Exercise task:
From the entries that follow, pick out all lines holding "boxes".

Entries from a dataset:
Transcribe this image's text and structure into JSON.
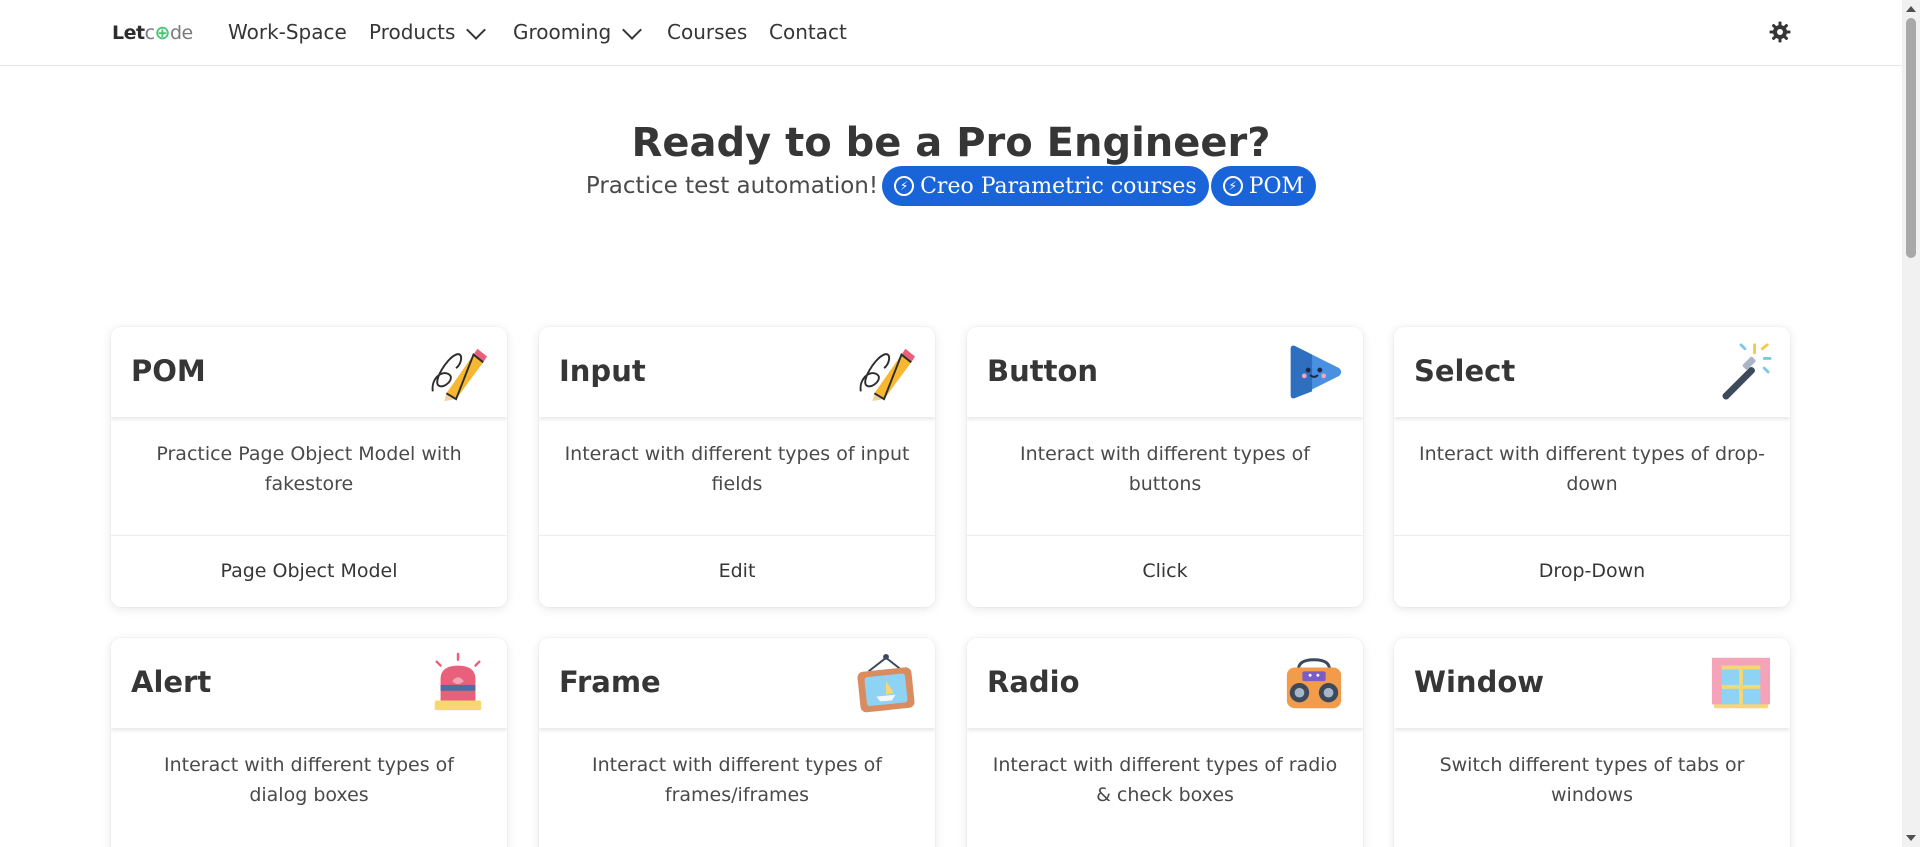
{
  "nav": {
    "brand": {
      "part1": "Let",
      "part2": "c",
      "part3": "de"
    },
    "items": [
      {
        "label": "Work-Space"
      },
      {
        "label": "Products"
      },
      {
        "label": "Grooming"
      },
      {
        "label": "Courses"
      },
      {
        "label": "Contact"
      }
    ],
    "theme_icon": "gear-icon"
  },
  "hero": {
    "title": "Ready to be a Pro Engineer?",
    "subtitle": "Practice test automation!",
    "pills": [
      {
        "label": "Creo Parametric courses",
        "icon": "bolt-icon"
      },
      {
        "label": "POM",
        "icon": "bolt-icon"
      }
    ],
    "accent": "#1864d8"
  },
  "cards": [
    {
      "title": "POM",
      "description": "Practice Page Object Model with fakestore",
      "action": "Page Object Model",
      "icon": "pencil-icon"
    },
    {
      "title": "Input",
      "description": "Interact with different types of input fields",
      "action": "Edit",
      "icon": "pencil-icon"
    },
    {
      "title": "Button",
      "description": "Interact with different types of buttons",
      "action": "Click",
      "icon": "play-button-icon"
    },
    {
      "title": "Select",
      "description": "Interact with different types of drop-down",
      "action": "Drop-Down",
      "icon": "magic-wand-icon"
    },
    {
      "title": "Alert",
      "description": "Interact with different types of dialog boxes",
      "action": "",
      "icon": "siren-icon"
    },
    {
      "title": "Frame",
      "description": "Interact with different types of frames/iframes",
      "action": "",
      "icon": "picture-frame-icon"
    },
    {
      "title": "Radio",
      "description": "Interact with different types of radio & check boxes",
      "action": "",
      "icon": "radio-icon"
    },
    {
      "title": "Window",
      "description": "Switch different types of tabs or windows",
      "action": "",
      "icon": "window-icon"
    }
  ]
}
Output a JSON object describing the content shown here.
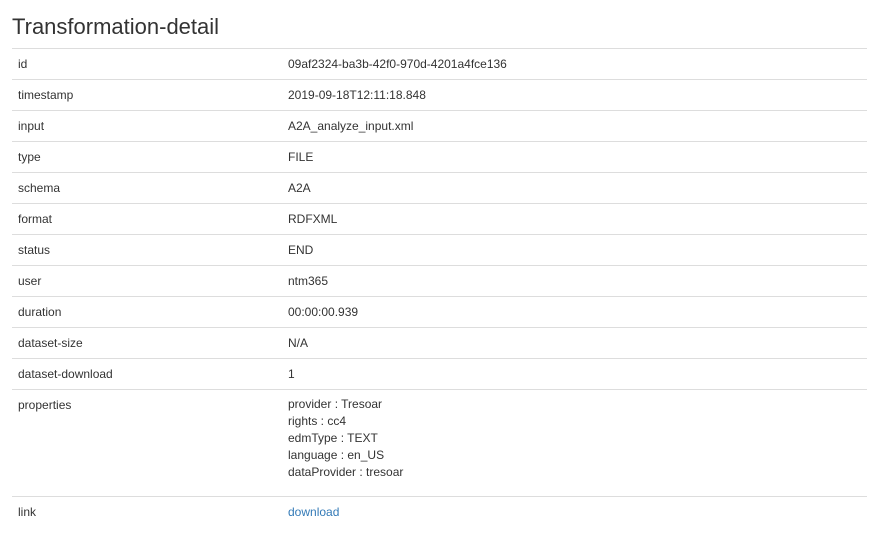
{
  "page": {
    "title": "Transformation-detail"
  },
  "rows": {
    "id": {
      "label": "id",
      "value": "09af2324-ba3b-42f0-970d-4201a4fce136"
    },
    "timestamp": {
      "label": "timestamp",
      "value": "2019-09-18T12:11:18.848"
    },
    "input": {
      "label": "input",
      "value": "A2A_analyze_input.xml"
    },
    "type": {
      "label": "type",
      "value": "FILE"
    },
    "schema": {
      "label": "schema",
      "value": "A2A"
    },
    "format": {
      "label": "format",
      "value": "RDFXML"
    },
    "status": {
      "label": "status",
      "value": "END"
    },
    "user": {
      "label": "user",
      "value": "ntm365"
    },
    "duration": {
      "label": "duration",
      "value": "00:00:00.939"
    },
    "dataset_size": {
      "label": "dataset-size",
      "value": "N/A"
    },
    "dataset_download": {
      "label": "dataset-download",
      "value": "1"
    },
    "properties": {
      "label": "properties",
      "items": [
        "provider : Tresoar",
        "rights : cc4",
        "edmType : TEXT",
        "language : en_US",
        "dataProvider : tresoar"
      ]
    },
    "link": {
      "label": "link",
      "value": "download"
    }
  },
  "colors": {
    "text": "#333333",
    "border": "#dddddd",
    "link": "#337ab7"
  }
}
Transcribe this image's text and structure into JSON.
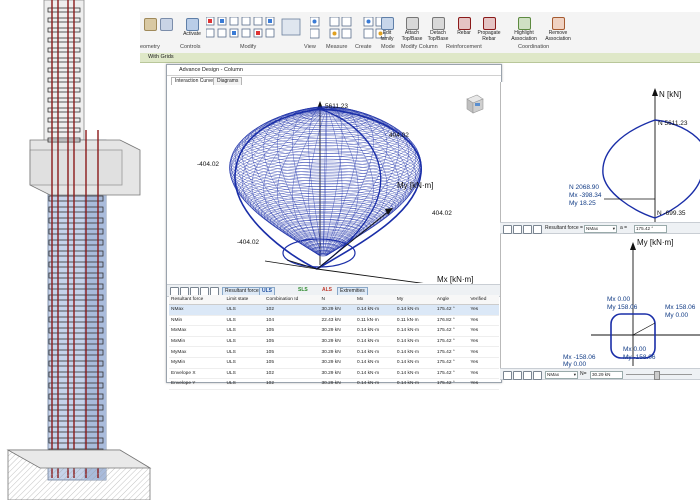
{
  "ribbon": {
    "buttons": [
      {
        "label": "Activate",
        "icon": "activate-icon"
      },
      {
        "label": "Edit\nfamily",
        "icon": "edit-family-icon"
      },
      {
        "label": "Attach\nTop/Base",
        "icon": "attach-icon"
      },
      {
        "label": "Detach\nTop/Base",
        "icon": "detach-icon"
      },
      {
        "label": "Rebar",
        "icon": "rebar-icon"
      },
      {
        "label": "Propagate\nRebar",
        "icon": "propagate-rebar-icon"
      },
      {
        "label": "Highlight\nAssociation",
        "icon": "highlight-association-icon"
      },
      {
        "label": "Remove\nAssociation",
        "icon": "remove-association-icon"
      }
    ],
    "groups": [
      "eometry",
      "Controls",
      "Modify",
      "View",
      "Measure",
      "Create",
      "Mode",
      "Modify Column",
      "Reinforcement",
      "Coordination"
    ],
    "context_bar": "With Grids"
  },
  "dialog": {
    "title": "Advance Design - Column",
    "tabs": [
      "Interaction Curves",
      "Diagrams"
    ],
    "plot3d": {
      "top_value": "5611.23",
      "left_value": "-404.02",
      "right_value": "404.02",
      "right_bottom_value": "404.02",
      "left_bottom_value": "-404.02",
      "my_axis": "My [kN·m]",
      "mx_axis": "Mx [kN·m]"
    },
    "toolbar": {
      "resultant_forces": "Resultant forces",
      "uls": "ULS",
      "sls": "SLS",
      "als": "ALS",
      "extremities": "Extremities"
    },
    "table": {
      "headers": [
        "Resultant force",
        "Limit state",
        "Combination Id",
        "N",
        "Mx",
        "My",
        "Angle",
        "Verified"
      ],
      "rows": [
        [
          "NMax",
          "ULS",
          "102",
          "30.29 kN",
          "0.14 kN·m",
          "0.14 kN·m",
          "175.42 °",
          "Yes"
        ],
        [
          "NMin",
          "ULS",
          "104",
          "22.43 kN",
          "0.11 kN·m",
          "0.11 kN·m",
          "176.82 °",
          "Yes"
        ],
        [
          "MxMax",
          "ULS",
          "105",
          "30.29 kN",
          "0.14 kN·m",
          "0.14 kN·m",
          "175.42 °",
          "Yes"
        ],
        [
          "MxMin",
          "ULS",
          "105",
          "30.29 kN",
          "0.14 kN·m",
          "0.14 kN·m",
          "175.42 °",
          "Yes"
        ],
        [
          "MyMax",
          "ULS",
          "105",
          "30.29 kN",
          "0.14 kN·m",
          "0.14 kN·m",
          "175.42 °",
          "Yes"
        ],
        [
          "MyMin",
          "ULS",
          "105",
          "30.29 kN",
          "0.14 kN·m",
          "0.14 kN·m",
          "175.42 °",
          "Yes"
        ],
        [
          "Envelope X",
          "ULS",
          "102",
          "30.29 kN",
          "0.14 kN·m",
          "0.14 kN·m",
          "175.42 °",
          "Yes"
        ],
        [
          "Envelope Y",
          "ULS",
          "102",
          "30.29 kN",
          "0.14 kN·m",
          "0.14 kN·m",
          "175.42 °",
          "Yes"
        ]
      ]
    }
  },
  "right_top": {
    "axis": "N [kN]",
    "top_label": "N 5611.23",
    "point_n": "N 2068.90",
    "point_mx": "Mx -398.34",
    "point_my": "My 18.25",
    "bottom_label": "N -699.35",
    "toolbar_label": "Resultant force =",
    "select_value": "NMax",
    "alpha_label": "a =",
    "alpha_value": "175.42 °"
  },
  "right_bottom": {
    "axis": "My [kN·m]",
    "top_mx": "Mx 0.00",
    "top_my": "My 158.06",
    "right_mx": "Mx 158.06",
    "right_my": "My 0.00",
    "left_mx": "Mx -158.06",
    "left_my": "My 0.00",
    "bottom_mx": "Mx 0.00",
    "bottom_my": "My -158.06",
    "select_value": "NMax",
    "n_label": "N=",
    "n_value": "30.29 kN"
  }
}
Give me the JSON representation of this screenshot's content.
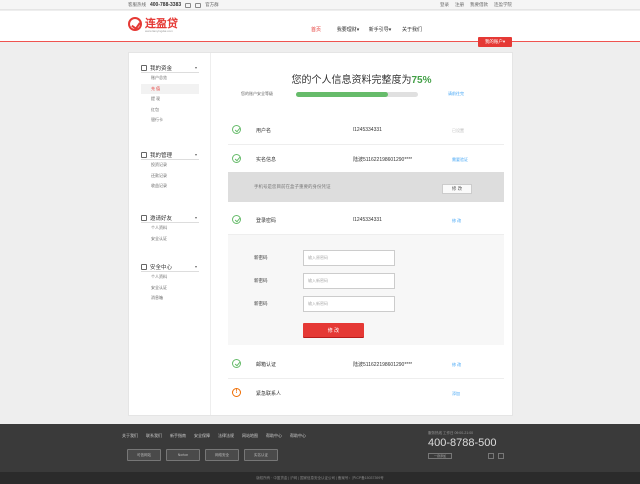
{
  "topbar": {
    "hotline_label": "客服热线",
    "hotline": "400-788-3383",
    "official_label": "官方群",
    "links": [
      "登录",
      "注册",
      "我要借款",
      "连盈学院"
    ]
  },
  "header": {
    "logo_text": "连盈贷",
    "logo_sub": "www.lianyingdai.com",
    "nav": [
      "首页",
      "我要理财",
      "新手引导",
      "关于我们"
    ],
    "nav_active": 0,
    "account_btn": "我的账户"
  },
  "sidebar": {
    "groups": [
      {
        "title": "我的资金",
        "items": [
          "账户总览",
          "充 值",
          "提 现",
          "红包",
          "银行卡"
        ],
        "active_index": 1
      },
      {
        "title": "我的管理",
        "items": [
          "投资记录",
          "还款记录",
          "收益记录"
        ],
        "active_index": -1
      },
      {
        "title": "邀请好友",
        "items": [
          "个人资料",
          "安全认证"
        ],
        "active_index": -1
      },
      {
        "title": "安全中心",
        "items": [
          "个人资料",
          "安全认证",
          "消息箱"
        ],
        "active_index": -1
      }
    ]
  },
  "main": {
    "title_prefix": "您的个人信息资料完整度为",
    "title_percent": "75%",
    "progress_label": "您的账户安全等级",
    "progress_value": 0.75,
    "progress_link": "请前往完",
    "rows": [
      {
        "label": "用户名",
        "value": "l1245334331",
        "action": "已设置",
        "action_gray": true
      },
      {
        "label": "实名信息",
        "value": "陆波511622198601290****",
        "action": "需要验证",
        "action_gray": false
      }
    ],
    "notice": {
      "message": "手机号是您目前在盒子重要的身份凭证",
      "button": "修 改"
    },
    "password_row": {
      "label": "登录密码",
      "value": "l1245334331",
      "action": "修 改"
    },
    "password_form": {
      "fields": [
        {
          "label": "新密码",
          "placeholder": "输入原密码"
        },
        {
          "label": "新密码",
          "placeholder": "输入新密码"
        },
        {
          "label": "新密码",
          "placeholder": "输入新密码"
        }
      ],
      "submit": "修 改"
    },
    "rows_bottom": [
      {
        "label": "邮箱认证",
        "value": "陆波511622198601290****",
        "action": "修 改",
        "icon": "check"
      },
      {
        "label": "紧急联系人",
        "value": "",
        "action": "添加",
        "icon": "warn"
      }
    ]
  },
  "footer": {
    "links": [
      "关于我们",
      "联系我们",
      "新手指南",
      "安全保障",
      "法律法规",
      "网站地图",
      "帮助中心",
      "帮助中心"
    ],
    "badges": [
      "可信网站",
      "Norton",
      "网络安全",
      "实名认证"
    ],
    "hotline_label": "服务热线 工作日 09:00-21:00",
    "hotline": "400-8788-500",
    "qr_label": "一键添加",
    "copyright": "版权所有 · 中盈贷金 | 沪网 | 国家信息安全认证公司 | 备案号：沪ICP备15037399号"
  },
  "colors": {
    "accent": "#e53935",
    "success": "#66bb6a",
    "link": "#42a5f5",
    "warning": "#ef6c00"
  }
}
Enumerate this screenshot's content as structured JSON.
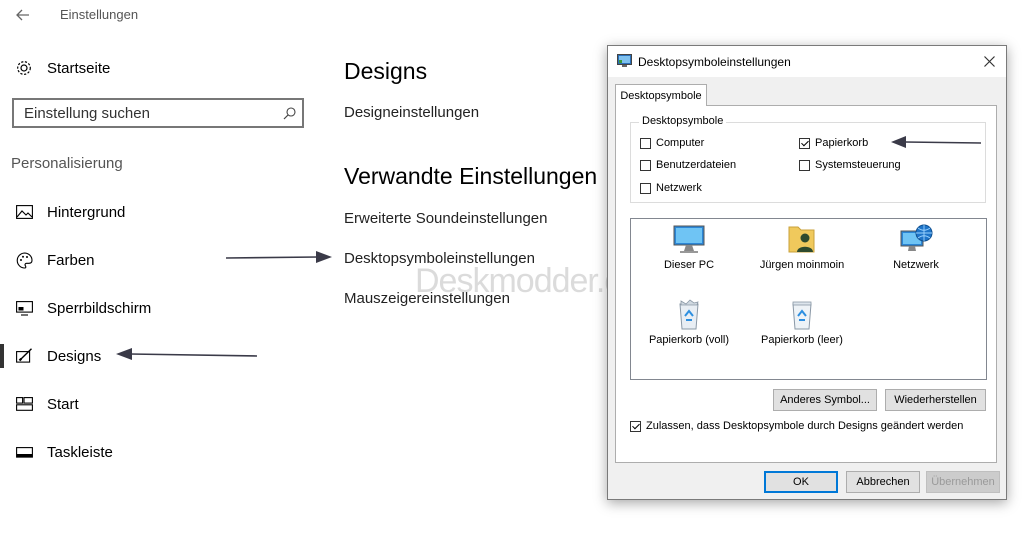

Result:
      "description": "Interact with different types of dialog boxes",
      "description": "Interact with different types of radio & check boxes",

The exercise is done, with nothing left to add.